Figure content listings
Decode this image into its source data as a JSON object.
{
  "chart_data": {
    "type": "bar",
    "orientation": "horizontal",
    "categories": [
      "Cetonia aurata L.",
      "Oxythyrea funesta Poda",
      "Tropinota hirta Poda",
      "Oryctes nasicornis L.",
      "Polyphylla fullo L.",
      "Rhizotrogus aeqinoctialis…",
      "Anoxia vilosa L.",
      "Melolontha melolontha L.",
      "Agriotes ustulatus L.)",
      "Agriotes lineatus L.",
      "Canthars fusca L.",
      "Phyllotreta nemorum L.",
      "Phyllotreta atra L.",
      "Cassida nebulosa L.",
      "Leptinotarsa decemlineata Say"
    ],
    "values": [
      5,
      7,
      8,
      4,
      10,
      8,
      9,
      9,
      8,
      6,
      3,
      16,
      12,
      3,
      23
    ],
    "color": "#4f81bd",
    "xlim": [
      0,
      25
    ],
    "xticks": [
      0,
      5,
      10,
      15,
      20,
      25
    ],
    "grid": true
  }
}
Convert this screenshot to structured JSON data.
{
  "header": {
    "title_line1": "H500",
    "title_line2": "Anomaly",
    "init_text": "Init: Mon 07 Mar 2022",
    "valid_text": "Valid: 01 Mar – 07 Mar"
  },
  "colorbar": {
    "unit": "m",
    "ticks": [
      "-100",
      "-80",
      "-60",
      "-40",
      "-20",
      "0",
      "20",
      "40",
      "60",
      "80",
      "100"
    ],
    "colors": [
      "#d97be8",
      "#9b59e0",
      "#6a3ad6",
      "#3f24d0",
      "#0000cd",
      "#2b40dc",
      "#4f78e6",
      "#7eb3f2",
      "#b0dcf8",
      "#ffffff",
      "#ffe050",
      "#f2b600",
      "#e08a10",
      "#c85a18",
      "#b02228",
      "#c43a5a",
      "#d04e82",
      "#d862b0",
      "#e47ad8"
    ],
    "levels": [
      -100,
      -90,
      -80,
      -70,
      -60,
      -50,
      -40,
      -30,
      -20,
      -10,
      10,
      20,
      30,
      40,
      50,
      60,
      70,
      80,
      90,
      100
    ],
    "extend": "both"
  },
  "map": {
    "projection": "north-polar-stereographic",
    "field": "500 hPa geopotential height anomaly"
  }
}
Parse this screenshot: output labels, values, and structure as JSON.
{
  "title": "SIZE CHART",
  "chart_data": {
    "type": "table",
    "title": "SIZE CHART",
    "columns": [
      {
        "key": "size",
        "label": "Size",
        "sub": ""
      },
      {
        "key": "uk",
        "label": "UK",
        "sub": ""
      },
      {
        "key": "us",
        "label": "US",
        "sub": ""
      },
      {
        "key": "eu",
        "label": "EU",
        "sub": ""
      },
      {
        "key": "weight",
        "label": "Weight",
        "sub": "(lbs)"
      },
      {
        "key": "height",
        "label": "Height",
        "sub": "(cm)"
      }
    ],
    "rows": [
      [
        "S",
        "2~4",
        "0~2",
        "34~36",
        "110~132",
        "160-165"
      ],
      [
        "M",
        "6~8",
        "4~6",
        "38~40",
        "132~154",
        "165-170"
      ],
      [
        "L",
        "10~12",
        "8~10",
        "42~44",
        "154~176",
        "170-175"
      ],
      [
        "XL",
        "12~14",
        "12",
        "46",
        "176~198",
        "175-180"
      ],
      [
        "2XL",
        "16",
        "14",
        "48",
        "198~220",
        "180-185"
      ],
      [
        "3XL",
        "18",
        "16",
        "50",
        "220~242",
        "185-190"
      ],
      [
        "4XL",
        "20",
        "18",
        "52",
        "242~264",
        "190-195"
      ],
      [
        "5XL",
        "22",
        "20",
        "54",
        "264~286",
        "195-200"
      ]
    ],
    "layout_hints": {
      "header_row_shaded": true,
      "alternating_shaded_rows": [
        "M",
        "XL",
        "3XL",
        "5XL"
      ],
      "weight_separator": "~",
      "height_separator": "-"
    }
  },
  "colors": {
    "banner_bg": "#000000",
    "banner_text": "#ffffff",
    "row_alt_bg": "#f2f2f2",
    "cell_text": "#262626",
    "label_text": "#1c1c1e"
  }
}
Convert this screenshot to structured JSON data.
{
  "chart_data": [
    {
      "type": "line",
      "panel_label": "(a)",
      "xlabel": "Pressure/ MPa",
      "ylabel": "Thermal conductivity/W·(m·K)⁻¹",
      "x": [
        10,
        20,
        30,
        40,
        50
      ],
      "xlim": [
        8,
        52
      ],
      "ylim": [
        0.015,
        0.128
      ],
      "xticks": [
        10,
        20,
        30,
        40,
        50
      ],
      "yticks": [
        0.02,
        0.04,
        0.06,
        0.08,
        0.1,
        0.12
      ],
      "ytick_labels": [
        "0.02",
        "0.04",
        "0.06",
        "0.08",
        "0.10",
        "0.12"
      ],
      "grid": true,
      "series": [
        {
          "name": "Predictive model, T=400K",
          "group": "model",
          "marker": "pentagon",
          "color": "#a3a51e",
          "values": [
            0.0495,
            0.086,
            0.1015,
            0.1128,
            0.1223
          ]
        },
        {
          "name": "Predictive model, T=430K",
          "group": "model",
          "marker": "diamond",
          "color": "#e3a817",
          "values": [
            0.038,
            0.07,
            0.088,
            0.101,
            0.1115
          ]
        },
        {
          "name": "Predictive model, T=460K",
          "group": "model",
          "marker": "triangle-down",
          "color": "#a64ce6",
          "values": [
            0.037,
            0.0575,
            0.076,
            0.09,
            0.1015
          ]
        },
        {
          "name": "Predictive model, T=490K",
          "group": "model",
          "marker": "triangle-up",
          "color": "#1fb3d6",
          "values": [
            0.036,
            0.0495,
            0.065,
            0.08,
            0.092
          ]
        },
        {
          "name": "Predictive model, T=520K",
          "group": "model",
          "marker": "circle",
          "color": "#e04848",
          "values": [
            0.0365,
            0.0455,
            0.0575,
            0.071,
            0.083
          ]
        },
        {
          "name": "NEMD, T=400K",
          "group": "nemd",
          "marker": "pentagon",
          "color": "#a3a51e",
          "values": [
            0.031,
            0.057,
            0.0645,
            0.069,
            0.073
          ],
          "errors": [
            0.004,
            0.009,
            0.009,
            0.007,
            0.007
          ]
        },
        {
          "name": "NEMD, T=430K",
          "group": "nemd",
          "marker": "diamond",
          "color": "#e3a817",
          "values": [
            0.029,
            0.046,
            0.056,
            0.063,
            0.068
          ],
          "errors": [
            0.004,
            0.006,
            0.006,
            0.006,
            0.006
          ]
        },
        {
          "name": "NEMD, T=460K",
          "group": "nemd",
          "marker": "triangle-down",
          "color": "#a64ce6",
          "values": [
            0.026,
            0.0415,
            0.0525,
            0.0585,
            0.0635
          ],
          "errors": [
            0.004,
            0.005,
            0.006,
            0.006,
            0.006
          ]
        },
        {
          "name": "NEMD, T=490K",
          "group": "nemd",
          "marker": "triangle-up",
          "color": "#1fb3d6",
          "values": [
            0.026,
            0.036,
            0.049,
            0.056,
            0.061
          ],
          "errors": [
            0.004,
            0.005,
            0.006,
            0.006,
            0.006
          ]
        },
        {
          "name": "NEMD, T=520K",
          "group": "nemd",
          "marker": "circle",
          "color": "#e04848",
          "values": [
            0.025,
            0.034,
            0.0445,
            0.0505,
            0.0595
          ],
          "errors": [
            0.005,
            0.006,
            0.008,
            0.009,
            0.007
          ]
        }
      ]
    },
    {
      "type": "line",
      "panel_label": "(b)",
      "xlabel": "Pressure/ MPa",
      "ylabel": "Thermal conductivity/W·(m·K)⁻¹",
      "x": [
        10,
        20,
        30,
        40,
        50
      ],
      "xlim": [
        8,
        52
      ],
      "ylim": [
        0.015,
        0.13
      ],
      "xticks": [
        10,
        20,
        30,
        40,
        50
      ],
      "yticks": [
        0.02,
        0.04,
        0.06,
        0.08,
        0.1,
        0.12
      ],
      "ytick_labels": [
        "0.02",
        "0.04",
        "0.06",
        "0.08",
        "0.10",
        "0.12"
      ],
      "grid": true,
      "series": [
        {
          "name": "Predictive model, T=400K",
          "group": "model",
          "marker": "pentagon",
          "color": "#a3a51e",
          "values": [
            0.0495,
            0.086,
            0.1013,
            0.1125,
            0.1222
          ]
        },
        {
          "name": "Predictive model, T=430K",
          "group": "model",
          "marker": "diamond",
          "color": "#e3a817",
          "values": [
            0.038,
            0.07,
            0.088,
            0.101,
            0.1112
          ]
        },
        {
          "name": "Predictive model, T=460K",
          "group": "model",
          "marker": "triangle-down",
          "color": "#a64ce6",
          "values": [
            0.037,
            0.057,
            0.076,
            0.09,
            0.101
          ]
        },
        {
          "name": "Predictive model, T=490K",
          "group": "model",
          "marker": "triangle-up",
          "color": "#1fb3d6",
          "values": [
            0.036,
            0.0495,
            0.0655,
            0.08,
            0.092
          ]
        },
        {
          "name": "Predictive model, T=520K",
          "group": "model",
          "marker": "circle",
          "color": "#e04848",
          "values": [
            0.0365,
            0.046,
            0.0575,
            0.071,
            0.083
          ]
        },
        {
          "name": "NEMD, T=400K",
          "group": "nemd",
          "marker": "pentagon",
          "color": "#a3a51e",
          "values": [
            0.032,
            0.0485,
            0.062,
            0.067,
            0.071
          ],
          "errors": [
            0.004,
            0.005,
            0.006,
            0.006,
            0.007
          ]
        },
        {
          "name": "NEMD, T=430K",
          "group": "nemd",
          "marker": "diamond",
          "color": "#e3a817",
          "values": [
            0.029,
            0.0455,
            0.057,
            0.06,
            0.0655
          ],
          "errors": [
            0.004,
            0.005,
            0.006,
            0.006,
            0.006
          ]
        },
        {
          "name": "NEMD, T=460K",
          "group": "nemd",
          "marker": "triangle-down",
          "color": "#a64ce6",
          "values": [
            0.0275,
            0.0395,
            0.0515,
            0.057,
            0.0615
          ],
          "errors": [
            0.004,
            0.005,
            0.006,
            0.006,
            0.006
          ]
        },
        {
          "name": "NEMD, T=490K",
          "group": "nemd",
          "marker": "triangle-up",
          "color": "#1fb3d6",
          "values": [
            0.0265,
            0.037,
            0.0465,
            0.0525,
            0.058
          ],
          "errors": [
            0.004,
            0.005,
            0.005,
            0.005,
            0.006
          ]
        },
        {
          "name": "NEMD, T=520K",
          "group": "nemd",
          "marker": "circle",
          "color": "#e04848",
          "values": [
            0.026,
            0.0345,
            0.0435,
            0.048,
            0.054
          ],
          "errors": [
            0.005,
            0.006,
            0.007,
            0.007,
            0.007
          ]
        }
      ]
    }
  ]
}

== Task statement ==
Each line in the listing above that contains "JSON" should be copied.

== Answer for this exercise ==
Decode this image into its source data as a JSON object.
Convert this screenshot to structured JSON data.
Parse this screenshot: output labels, values, and structure as JSON.
Convert this screenshot to structured JSON data.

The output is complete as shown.